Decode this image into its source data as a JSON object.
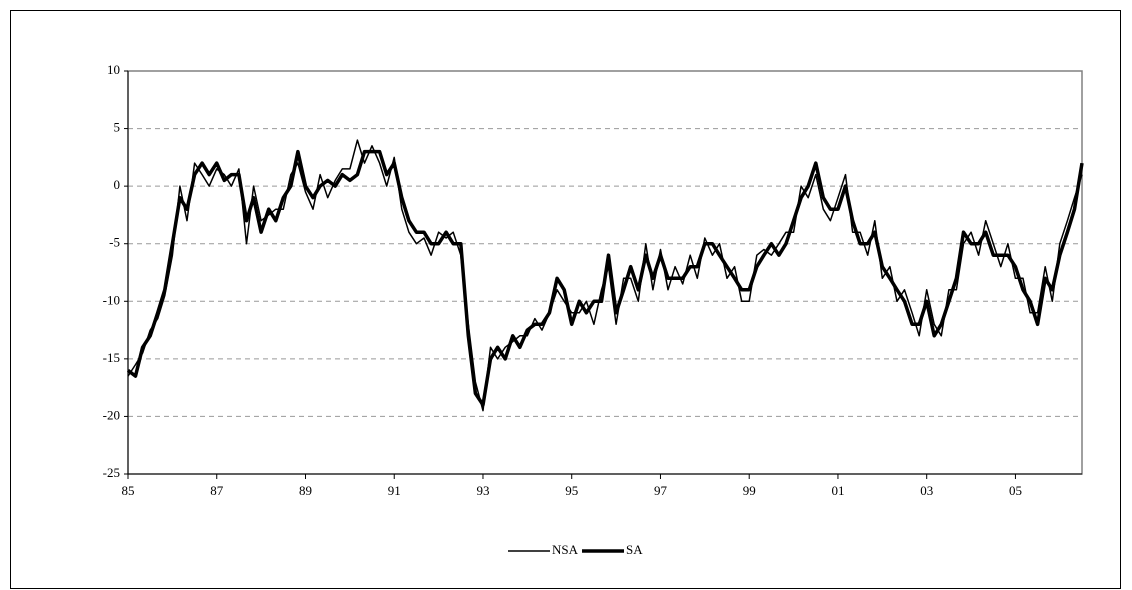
{
  "chart_data": {
    "type": "line",
    "x": [
      1985,
      1985.17,
      1985.33,
      1985.5,
      1985.67,
      1985.83,
      1986,
      1986.17,
      1986.33,
      1986.5,
      1986.67,
      1986.83,
      1987,
      1987.17,
      1987.33,
      1987.5,
      1987.67,
      1987.83,
      1988,
      1988.17,
      1988.33,
      1988.5,
      1988.67,
      1988.83,
      1989,
      1989.17,
      1989.33,
      1989.5,
      1989.67,
      1989.83,
      1990,
      1990.17,
      1990.33,
      1990.5,
      1990.67,
      1990.83,
      1991,
      1991.17,
      1991.33,
      1991.5,
      1991.67,
      1991.83,
      1992,
      1992.17,
      1992.33,
      1992.5,
      1992.67,
      1992.83,
      1993,
      1993.17,
      1993.33,
      1993.5,
      1993.67,
      1993.83,
      1994,
      1994.17,
      1994.33,
      1994.5,
      1994.67,
      1994.83,
      1995,
      1995.17,
      1995.33,
      1995.5,
      1995.67,
      1995.83,
      1996,
      1996.17,
      1996.33,
      1996.5,
      1996.67,
      1996.83,
      1997,
      1997.17,
      1997.33,
      1997.5,
      1997.67,
      1997.83,
      1998,
      1998.17,
      1998.33,
      1998.5,
      1998.67,
      1998.83,
      1999,
      1999.17,
      1999.33,
      1999.5,
      1999.67,
      1999.83,
      2000,
      2000.17,
      2000.33,
      2000.5,
      2000.67,
      2000.83,
      2001,
      2001.17,
      2001.33,
      2001.5,
      2001.67,
      2001.83,
      2002,
      2002.17,
      2002.33,
      2002.5,
      2002.67,
      2002.83,
      2003,
      2003.17,
      2003.33,
      2003.5,
      2003.67,
      2003.83,
      2004,
      2004.17,
      2004.33,
      2004.5,
      2004.67,
      2004.83,
      2005,
      2005.17,
      2005.33,
      2005.5,
      2005.67,
      2005.83,
      2006,
      2006.17,
      2006.33,
      2006.5
    ],
    "series": [
      {
        "name": "NSA",
        "color": "#000000",
        "width": 1.5,
        "values": [
          -16.5,
          -15.5,
          -14.5,
          -12.5,
          -11.5,
          -9.5,
          -6,
          0,
          -3,
          2,
          1,
          0,
          1.5,
          1,
          0,
          1.5,
          -5,
          0,
          -3,
          -2.5,
          -2,
          -2,
          1,
          2,
          -0.5,
          -2,
          1,
          -1,
          0.5,
          1.5,
          1.5,
          4,
          2,
          3.5,
          2,
          0,
          2.5,
          -2,
          -4,
          -5,
          -4.5,
          -6,
          -4,
          -4.5,
          -4,
          -6,
          -12,
          -17,
          -19.5,
          -14,
          -15,
          -14,
          -13.5,
          -13,
          -13,
          -11.5,
          -12.5,
          -11,
          -9,
          -10,
          -11,
          -11,
          -10,
          -12,
          -9,
          -7,
          -12,
          -8,
          -8,
          -10,
          -5,
          -9,
          -5.5,
          -9,
          -7,
          -8.5,
          -6,
          -8,
          -4.5,
          -6,
          -5,
          -8,
          -7,
          -10,
          -10,
          -6,
          -5.5,
          -6,
          -5,
          -4,
          -4,
          0,
          -1,
          1,
          -2,
          -3,
          -1,
          1,
          -4,
          -4,
          -6,
          -3,
          -8,
          -7,
          -10,
          -9,
          -11,
          -13,
          -9,
          -12,
          -13,
          -9,
          -9,
          -5,
          -4,
          -6,
          -3,
          -5,
          -7,
          -5,
          -8,
          -8,
          -11,
          -11,
          -7,
          -10,
          -5,
          -3,
          -1,
          1
        ]
      },
      {
        "name": "SA",
        "color": "#000000",
        "width": 3.5,
        "values": [
          -16,
          -16.5,
          -14,
          -13,
          -11,
          -9,
          -5,
          -1,
          -2,
          1,
          2,
          1,
          2,
          0.5,
          1,
          1,
          -3,
          -1,
          -4,
          -2,
          -3,
          -1,
          0,
          3,
          0,
          -1,
          0,
          0.5,
          0,
          1,
          0.5,
          1,
          3,
          3,
          3,
          1,
          2,
          -1,
          -3,
          -4,
          -4,
          -5,
          -5,
          -4,
          -5,
          -5,
          -13,
          -18,
          -19,
          -15,
          -14,
          -15,
          -13,
          -14,
          -12.5,
          -12,
          -12,
          -11,
          -8,
          -9,
          -12,
          -10,
          -11,
          -10,
          -10,
          -6,
          -11,
          -9,
          -7,
          -9,
          -6,
          -8,
          -6,
          -8,
          -8,
          -8,
          -7,
          -7,
          -5,
          -5,
          -6,
          -7,
          -8,
          -9,
          -9,
          -7,
          -6,
          -5,
          -6,
          -5,
          -3,
          -1,
          0,
          2,
          -1,
          -2,
          -2,
          0,
          -3,
          -5,
          -5,
          -4,
          -7,
          -8,
          -9,
          -10,
          -12,
          -12,
          -10,
          -13,
          -12,
          -10,
          -8,
          -4,
          -5,
          -5,
          -4,
          -6,
          -6,
          -6,
          -7,
          -9,
          -10,
          -12,
          -8,
          -9,
          -6,
          -4,
          -2,
          2
        ]
      }
    ],
    "xlim": [
      1985,
      2006.5
    ],
    "xticks": [
      {
        "value": 1985,
        "label": "85"
      },
      {
        "value": 1987,
        "label": "87"
      },
      {
        "value": 1989,
        "label": "89"
      },
      {
        "value": 1991,
        "label": "91"
      },
      {
        "value": 1993,
        "label": "93"
      },
      {
        "value": 1995,
        "label": "95"
      },
      {
        "value": 1997,
        "label": "97"
      },
      {
        "value": 1999,
        "label": "99"
      },
      {
        "value": 2001,
        "label": "01"
      },
      {
        "value": 2003,
        "label": "03"
      },
      {
        "value": 2005,
        "label": "05"
      }
    ],
    "ylim": [
      -25,
      10
    ],
    "yticks": [
      -25,
      -20,
      -15,
      -10,
      -5,
      0,
      5,
      10
    ],
    "grid": true,
    "legend": "bottom"
  }
}
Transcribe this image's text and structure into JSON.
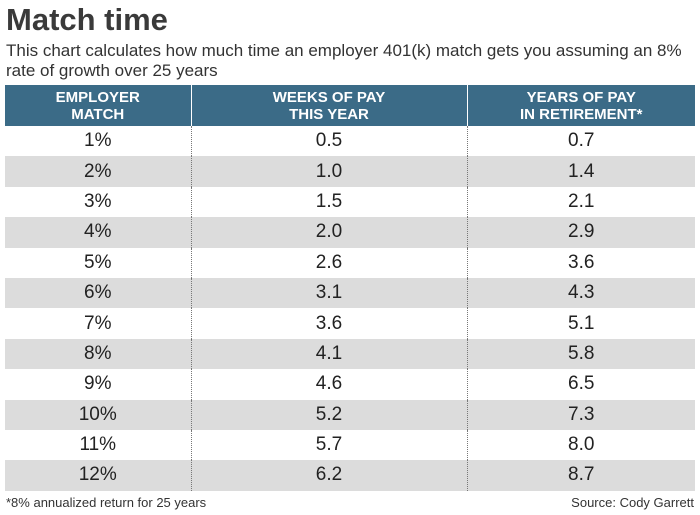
{
  "title": "Match time",
  "subtitle": "This chart calculates how much time an employer 401(k) match gets you assuming an 8% rate of growth over 25 years",
  "footnote": "*8% annualized return for 25 years",
  "source": "Source: Cody Garrett",
  "colors": {
    "header_background": "#3b6b87",
    "stripe_row": "#dcdcdc"
  },
  "chart_data": {
    "type": "table",
    "columns": [
      [
        "EMPLOYER",
        "MATCH"
      ],
      [
        "WEEKS OF PAY",
        "THIS YEAR"
      ],
      [
        "YEARS OF PAY",
        "IN RETIREMENT*"
      ]
    ],
    "rows": [
      [
        "1%",
        "0.5",
        "0.7"
      ],
      [
        "2%",
        "1.0",
        "1.4"
      ],
      [
        "3%",
        "1.5",
        "2.1"
      ],
      [
        "4%",
        "2.0",
        "2.9"
      ],
      [
        "5%",
        "2.6",
        "3.6"
      ],
      [
        "6%",
        "3.1",
        "4.3"
      ],
      [
        "7%",
        "3.6",
        "5.1"
      ],
      [
        "8%",
        "4.1",
        "5.8"
      ],
      [
        "9%",
        "4.6",
        "6.5"
      ],
      [
        "10%",
        "5.2",
        "7.3"
      ],
      [
        "11%",
        "5.7",
        "8.0"
      ],
      [
        "12%",
        "6.2",
        "8.7"
      ]
    ]
  }
}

_____

**THE PROBLEM:**
Beginning with the line that holds "Transcribe this image's", output each line to the end of the material above, exactly, omitting the pictures.

**CORRECT RESULT:**
Transcribe this image's text and structure into JSON.
{
  "title": "Match time",
  "subtitle": "This chart calculates how much time an employer 401(k) match gets you assuming an 8% rate of growth over 25 years",
  "footnote": "*8% annualized return for 25 years",
  "source": "Source: Cody Garrett",
  "colors": {
    "header_background": "#3b6b87",
    "stripe_row": "#dcdcdc"
  },
  "chart_data": {
    "type": "table",
    "columns": [
      [
        "EMPLOYER",
        "MATCH"
      ],
      [
        "WEEKS OF PAY",
        "THIS YEAR"
      ],
      [
        "YEARS OF PAY",
        "IN RETIREMENT*"
      ]
    ],
    "rows": [
      [
        "1%",
        "0.5",
        "0.7"
      ],
      [
        "2%",
        "1.0",
        "1.4"
      ],
      [
        "3%",
        "1.5",
        "2.1"
      ],
      [
        "4%",
        "2.0",
        "2.9"
      ],
      [
        "5%",
        "2.6",
        "3.6"
      ],
      [
        "6%",
        "3.1",
        "4.3"
      ],
      [
        "7%",
        "3.6",
        "5.1"
      ],
      [
        "8%",
        "4.1",
        "5.8"
      ],
      [
        "9%",
        "4.6",
        "6.5"
      ],
      [
        "10%",
        "5.2",
        "7.3"
      ],
      [
        "11%",
        "5.7",
        "8.0"
      ],
      [
        "12%",
        "6.2",
        "8.7"
      ]
    ]
  }
}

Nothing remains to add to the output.